## WHAT IS BEING ASKED:
Please transcribe the data below exactly. Leave the pictures out.

## THE RECORDS:
»»

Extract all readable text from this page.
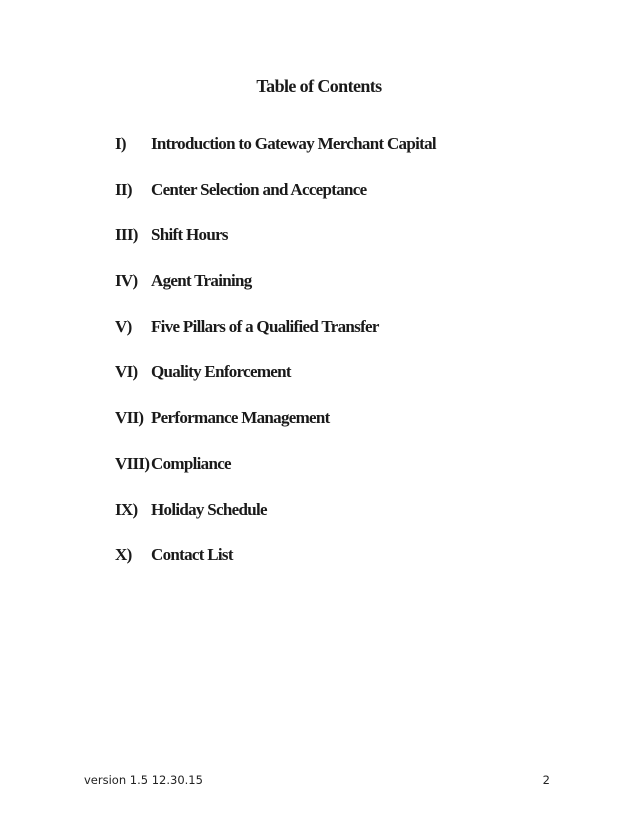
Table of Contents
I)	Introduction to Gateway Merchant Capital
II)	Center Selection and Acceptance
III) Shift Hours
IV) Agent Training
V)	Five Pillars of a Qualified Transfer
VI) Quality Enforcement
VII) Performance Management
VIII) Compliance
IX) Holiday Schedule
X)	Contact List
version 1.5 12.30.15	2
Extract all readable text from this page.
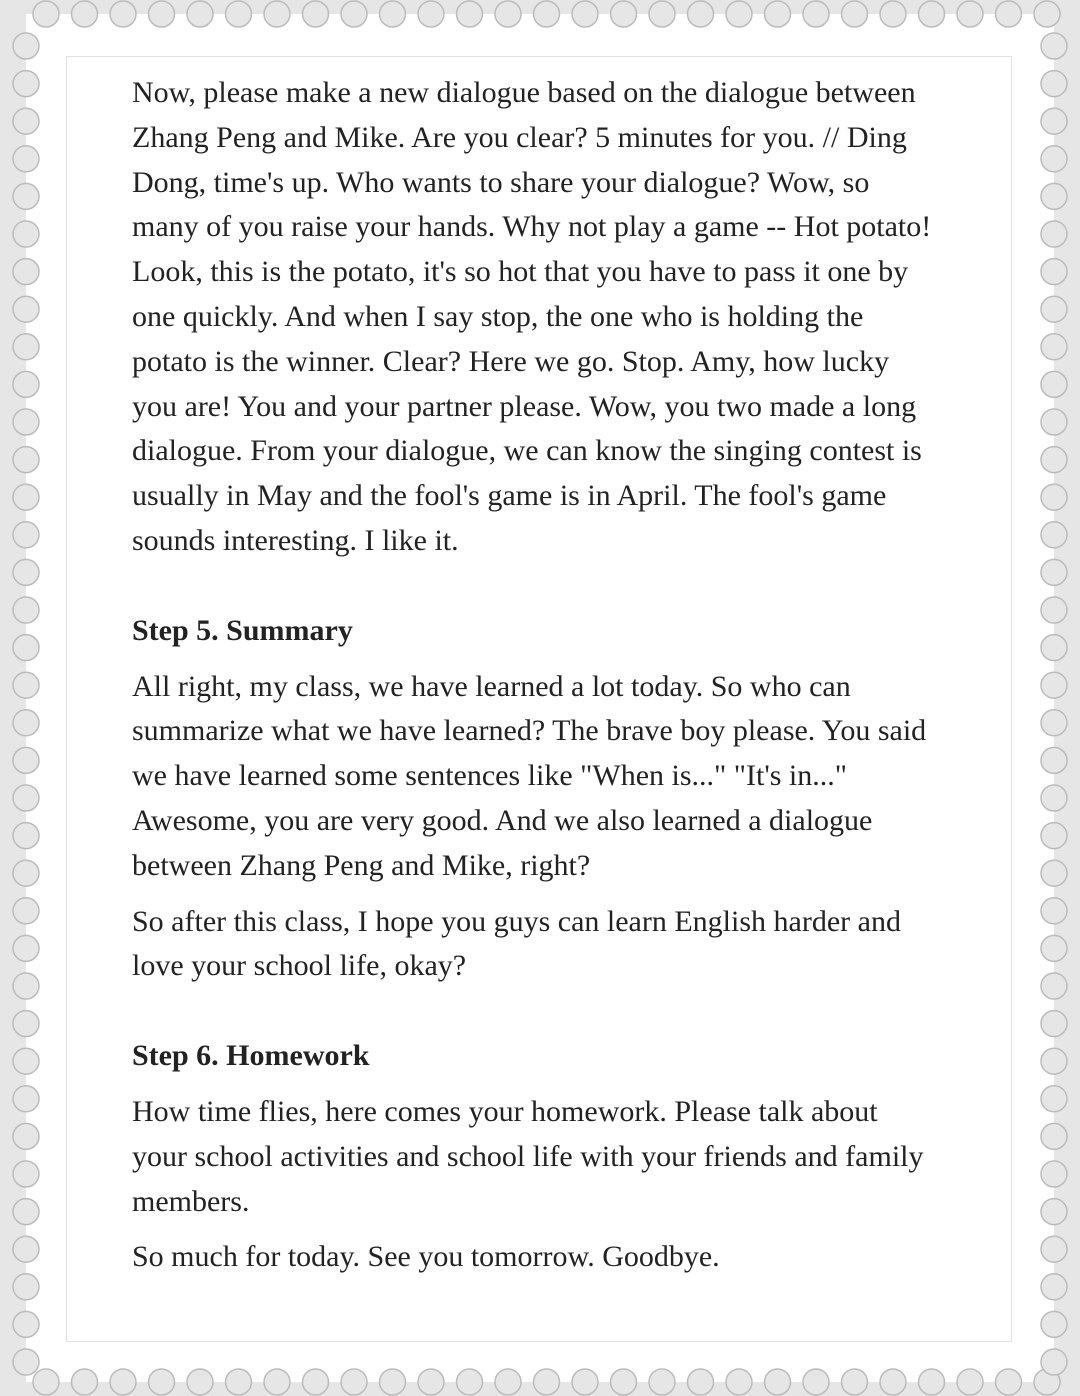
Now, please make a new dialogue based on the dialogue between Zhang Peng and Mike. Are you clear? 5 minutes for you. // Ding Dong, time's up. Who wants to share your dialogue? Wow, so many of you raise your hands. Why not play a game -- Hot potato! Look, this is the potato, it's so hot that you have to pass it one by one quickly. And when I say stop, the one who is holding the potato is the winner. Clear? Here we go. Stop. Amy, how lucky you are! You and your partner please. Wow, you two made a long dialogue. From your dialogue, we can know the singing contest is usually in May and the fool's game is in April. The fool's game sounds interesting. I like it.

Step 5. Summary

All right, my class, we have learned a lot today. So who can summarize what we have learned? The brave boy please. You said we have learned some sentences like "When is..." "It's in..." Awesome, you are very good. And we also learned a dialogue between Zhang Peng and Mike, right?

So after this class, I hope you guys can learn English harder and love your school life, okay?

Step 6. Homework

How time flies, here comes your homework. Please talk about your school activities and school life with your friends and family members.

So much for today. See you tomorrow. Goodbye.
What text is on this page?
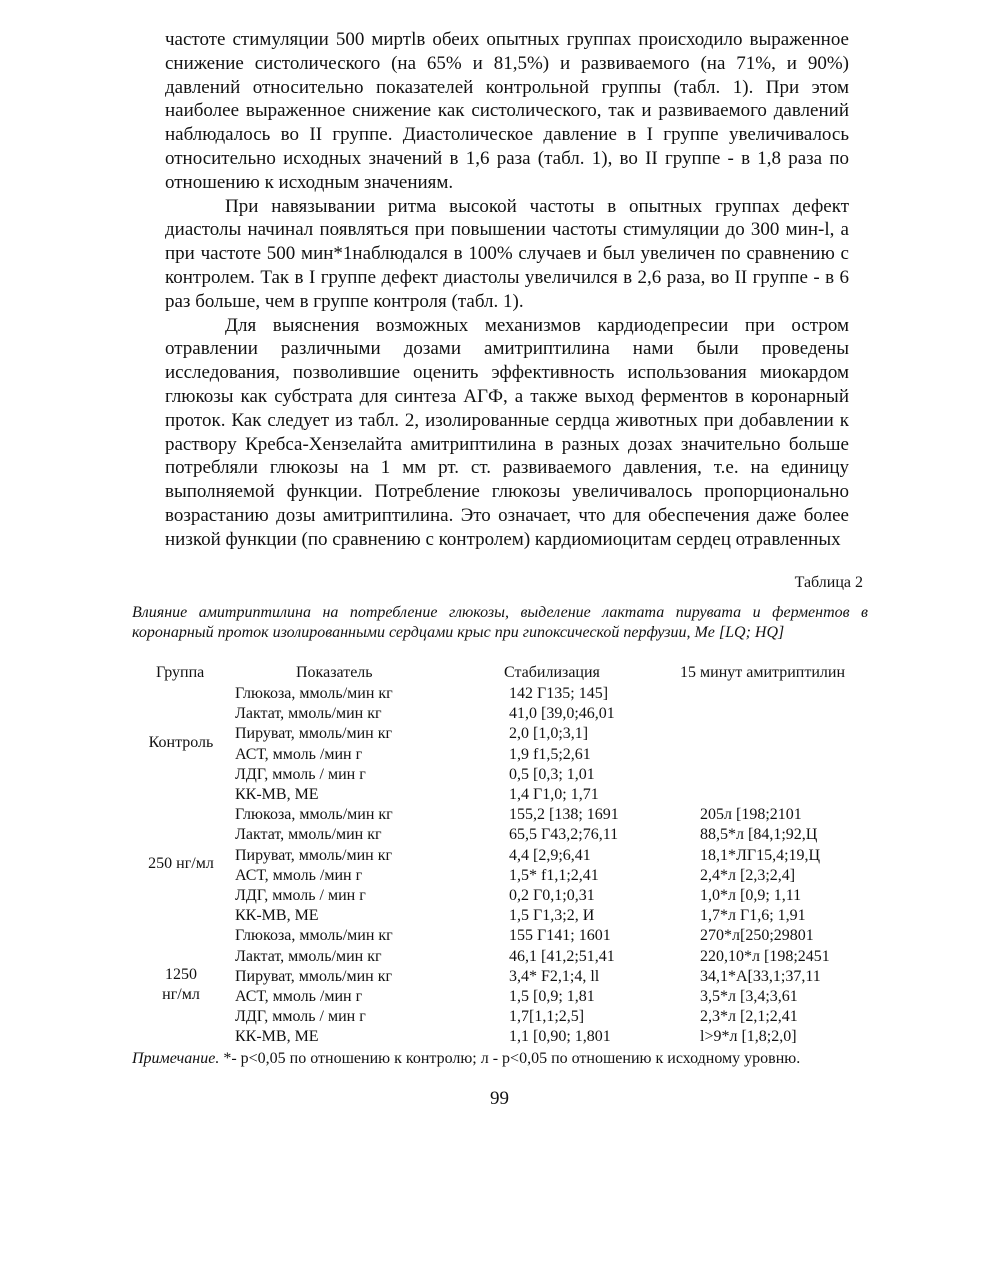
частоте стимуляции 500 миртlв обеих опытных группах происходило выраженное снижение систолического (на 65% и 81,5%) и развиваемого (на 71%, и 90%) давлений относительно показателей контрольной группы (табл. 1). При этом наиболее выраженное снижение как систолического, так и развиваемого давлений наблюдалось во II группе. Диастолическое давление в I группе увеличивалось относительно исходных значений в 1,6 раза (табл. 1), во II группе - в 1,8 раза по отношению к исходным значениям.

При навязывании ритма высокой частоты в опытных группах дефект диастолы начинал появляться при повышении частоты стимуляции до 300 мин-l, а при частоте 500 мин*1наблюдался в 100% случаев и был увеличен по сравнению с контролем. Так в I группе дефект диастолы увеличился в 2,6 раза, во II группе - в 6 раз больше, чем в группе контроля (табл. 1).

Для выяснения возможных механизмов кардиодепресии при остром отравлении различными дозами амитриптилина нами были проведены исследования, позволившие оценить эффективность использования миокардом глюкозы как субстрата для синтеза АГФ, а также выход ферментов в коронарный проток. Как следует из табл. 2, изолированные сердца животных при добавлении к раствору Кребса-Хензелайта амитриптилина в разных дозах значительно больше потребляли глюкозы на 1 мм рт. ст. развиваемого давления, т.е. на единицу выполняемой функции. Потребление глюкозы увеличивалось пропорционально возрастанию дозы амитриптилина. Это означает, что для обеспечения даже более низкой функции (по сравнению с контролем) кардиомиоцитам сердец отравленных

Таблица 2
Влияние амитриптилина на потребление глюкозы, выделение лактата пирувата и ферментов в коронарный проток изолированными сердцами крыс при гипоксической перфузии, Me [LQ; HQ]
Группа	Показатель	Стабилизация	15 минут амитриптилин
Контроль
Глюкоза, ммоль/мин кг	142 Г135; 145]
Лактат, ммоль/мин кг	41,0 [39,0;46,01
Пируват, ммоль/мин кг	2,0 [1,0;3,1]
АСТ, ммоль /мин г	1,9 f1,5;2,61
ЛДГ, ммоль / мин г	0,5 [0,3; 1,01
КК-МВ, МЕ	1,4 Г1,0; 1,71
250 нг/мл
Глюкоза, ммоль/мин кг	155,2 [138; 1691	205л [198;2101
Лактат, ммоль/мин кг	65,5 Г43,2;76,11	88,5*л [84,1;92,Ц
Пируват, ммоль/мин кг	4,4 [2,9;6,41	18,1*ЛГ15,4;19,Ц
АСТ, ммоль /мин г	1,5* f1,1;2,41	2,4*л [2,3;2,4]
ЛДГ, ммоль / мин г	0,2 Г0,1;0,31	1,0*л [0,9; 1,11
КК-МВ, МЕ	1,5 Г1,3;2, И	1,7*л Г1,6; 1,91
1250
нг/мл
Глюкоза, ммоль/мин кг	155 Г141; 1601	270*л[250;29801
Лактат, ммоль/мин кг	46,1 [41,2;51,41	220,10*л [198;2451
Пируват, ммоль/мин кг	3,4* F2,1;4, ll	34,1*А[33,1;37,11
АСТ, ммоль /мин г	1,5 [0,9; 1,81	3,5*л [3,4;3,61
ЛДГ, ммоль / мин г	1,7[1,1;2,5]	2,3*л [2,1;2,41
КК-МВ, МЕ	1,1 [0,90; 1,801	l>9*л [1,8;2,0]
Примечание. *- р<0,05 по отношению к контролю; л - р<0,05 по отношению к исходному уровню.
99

««

## FINAL RESULT:
Extract all readable text from this page.
Table of Contents
I)	Introduction to Gateway Merchant Capital
II)	Center Selection and Acceptance
III) Shift Hours
IV) Agent Training
V)	Five Pillars of a Qualified Transfer
VI) Quality Enforcement
VII) Performance Management
VIII) Compliance
IX) Holiday Schedule
X)	Contact List
version 1.5 12.30.15	2
Extract all readable text from this page.
Now, please make a new dialogue based on the dialogue between Zhang Peng and Mike. Are you clear? 5 minutes for you. // Ding Dong, time's up. Who wants to share your dialogue? Wow, so many of you raise your hands. Why not play a game -- Hot potato! Look, this is the potato, it's so hot that you have to pass it one by one quickly. And when I say stop, the one who is holding the potato is the winner. Clear? Here we go. Stop. Amy, how lucky you are! You and your partner please. Wow, you two made a long dialogue. From your dialogue, we can know the singing contest is usually in May and the fool's game is in April. The fool's game sounds interesting. I like it.

Step 5. Summary

All right, my class, we have learned a lot today. So who can summarize what we have learned? The brave boy please. You said we have learned some sentences like "When is..." "It's in..." Awesome, you are very good. And we also learned a dialogue between Zhang Peng and Mike, right?

So after this class, I hope you guys can learn English harder and love your school life, okay?

Step 6. Homework

How time flies, here comes your homework. Please talk about your school activities and school life with your friends and family members.

So much for today. See you tomorrow. Goodbye.
What text is on this page?
частоте стимуляции 500 миртlв обеих опытных группах происходило выраженное снижение систолического (на 65% и 81,5%) и развиваемого (на 71%, и 90%) давлений относительно показателей контрольной группы (табл. 1). При этом наиболее выраженное снижение как систолического, так и развиваемого давлений наблюдалось во II группе. Диастолическое давление в I группе увеличивалось относительно исходных значений в 1,6 раза (табл. 1), во II группе - в 1,8 раза по отношению к исходным значениям.

При навязывании ритма высокой частоты в опытных группах дефект диастолы начинал появляться при повышении частоты стимуляции до 300 мин-l, а при частоте 500 мин*1наблюдался в 100% случаев и был увеличен по сравнению с контролем. Так в I группе дефект диастолы увеличился в 2,6 раза, во II группе - в 6 раз больше, чем в группе контроля (табл. 1).

Для выяснения возможных механизмов кардиодепресии при остром отравлении различными дозами амитриптилина нами были проведены исследования, позволившие оценить эффективность использования миокардом глюкозы как субстрата для синтеза АГФ, а также выход ферментов в коронарный проток. Как следует из табл. 2, изолированные сердца животных при добавлении к раствору Кребса-Хензелайта амитриптилина в разных дозах значительно больше потребляли глюкозы на 1 мм рт. ст. развиваемого давления, т.е. на единицу выполняемой функции. Потребление глюкозы увеличивалось пропорционально возрастанию дозы амитриптилина. Это означает, что для обеспечения даже более низкой функции (по сравнению с контролем) кардиомиоцитам сердец отравленных

Таблица 2
Влияние амитриптилина на потребление глюкозы, выделение лактата пирувата и ферментов в коронарный проток изолированными сердцами крыс при гипоксической перфузии, Me [LQ; HQ]
Группа	Показатель	Стабилизация	15 минут амитриптилин
Контроль
Глюкоза, ммоль/мин кг	142 Г135; 145]
Лактат, ммоль/мин кг	41,0 [39,0;46,01
Пируват, ммоль/мин кг	2,0 [1,0;3,1]
АСТ, ммоль /мин г	1,9 f1,5;2,61
ЛДГ, ммоль / мин г	0,5 [0,3; 1,01
КК-МВ, МЕ	1,4 Г1,0; 1,71
250 нг/мл
Глюкоза, ммоль/мин кг	155,2 [138; 1691	205л [198;2101
Лактат, ммоль/мин кг	65,5 Г43,2;76,11	88,5*л [84,1;92,Ц
Пируват, ммоль/мин кг	4,4 [2,9;6,41	18,1*ЛГ15,4;19,Ц
АСТ, ммоль /мин г	1,5* f1,1;2,41	2,4*л [2,3;2,4]
ЛДГ, ммоль / мин г	0,2 Г0,1;0,31	1,0*л [0,9; 1,11
КК-МВ, МЕ	1,5 Г1,3;2, И	1,7*л Г1,6; 1,91
1250
нг/мл
Глюкоза, ммоль/мин кг	155 Г141; 1601	270*л[250;29801
Лактат, ммоль/мин кг	46,1 [41,2;51,41	220,10*л [198;2451
Пируват, ммоль/мин кг	3,4* F2,1;4, ll	34,1*А[33,1;37,11
АСТ, ммоль /мин г	1,5 [0,9; 1,81	3,5*л [3,4;3,61
ЛДГ, ммоль / мин г	1,7[1,1;2,5]	2,3*л [2,1;2,41
КК-МВ, МЕ	1,1 [0,90; 1,801	l>9*л [1,8;2,0]
Примечание. *- р<0,05 по отношению к контролю; л - р<0,05 по отношению к исходному уровню.
99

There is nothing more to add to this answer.